EXERCISE: Output the full listing below exactly as it reads, and skip anything that is a picture.

----------

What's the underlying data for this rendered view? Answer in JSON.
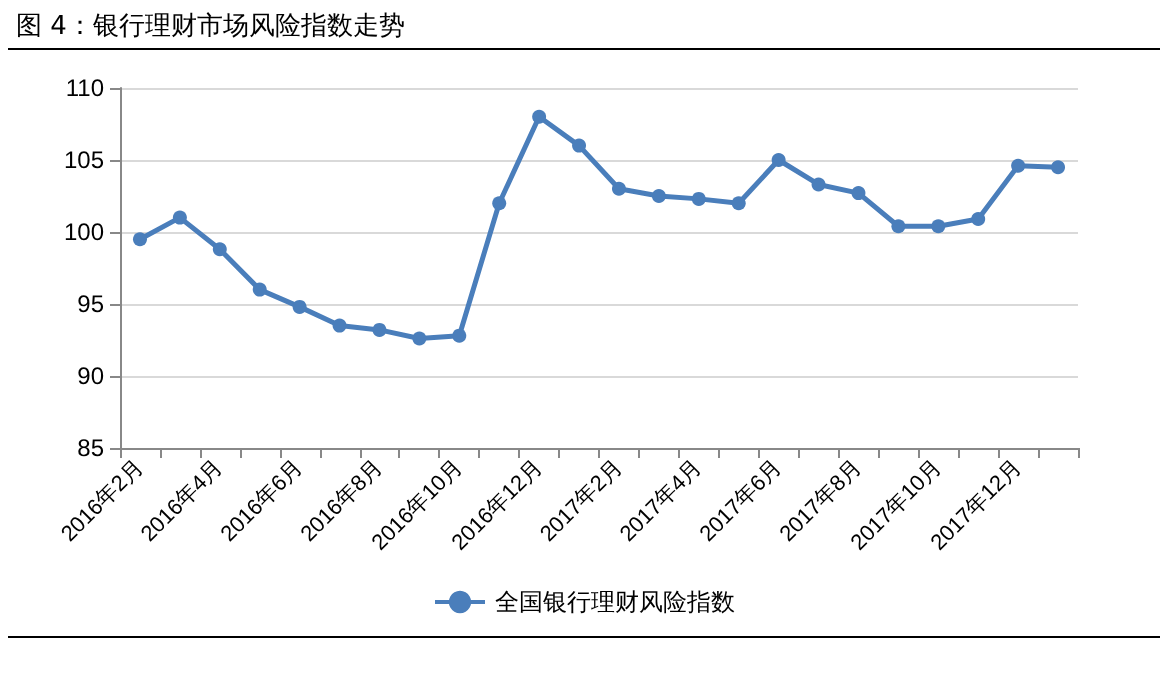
{
  "chart_data": {
    "type": "line",
    "title": "图 4：银行理财市场风险指数走势",
    "categories": [
      "2016年2月",
      null,
      "2016年4月",
      null,
      "2016年6月",
      null,
      "2016年8月",
      null,
      "2016年10月",
      null,
      "2016年12月",
      null,
      "2017年2月",
      null,
      "2017年4月",
      null,
      "2017年6月",
      null,
      "2017年8月",
      null,
      "2017年10月",
      null,
      "2017年12月",
      null
    ],
    "series": [
      {
        "name": "全国银行理财风险指数",
        "color": "#4a7ebb",
        "values": [
          99.5,
          101,
          98.8,
          96,
          94.8,
          93.5,
          93.2,
          92.6,
          92.8,
          102,
          108,
          106,
          103,
          102.5,
          102.3,
          102,
          105,
          103.3,
          102.7,
          100.4,
          100.4,
          100.9,
          104.6,
          104.5
        ]
      }
    ],
    "ylim": [
      85,
      110
    ],
    "yticks": [
      85,
      90,
      95,
      100,
      105,
      110
    ],
    "grid": "y",
    "legend": "bottom",
    "marker": "circle",
    "line_style": "solid"
  }
}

----------

ANSWER FOR THIS EXERCISE:
What's the underlying data for this rendered view? Answer in JSON.
{
  "chart_data": {
    "type": "line",
    "title": "图 4：银行理财市场风险指数走势",
    "categories": [
      "2016年2月",
      null,
      "2016年4月",
      null,
      "2016年6月",
      null,
      "2016年8月",
      null,
      "2016年10月",
      null,
      "2016年12月",
      null,
      "2017年2月",
      null,
      "2017年4月",
      null,
      "2017年6月",
      null,
      "2017年8月",
      null,
      "2017年10月",
      null,
      "2017年12月",
      null
    ],
    "series": [
      {
        "name": "全国银行理财风险指数",
        "color": "#4a7ebb",
        "values": [
          99.5,
          101,
          98.8,
          96,
          94.8,
          93.5,
          93.2,
          92.6,
          92.8,
          102,
          108,
          106,
          103,
          102.5,
          102.3,
          102,
          105,
          103.3,
          102.7,
          100.4,
          100.4,
          100.9,
          104.6,
          104.5
        ]
      }
    ],
    "ylim": [
      85,
      110
    ],
    "yticks": [
      85,
      90,
      95,
      100,
      105,
      110
    ],
    "grid": "y",
    "legend": "bottom",
    "marker": "circle",
    "line_style": "solid"
  }
}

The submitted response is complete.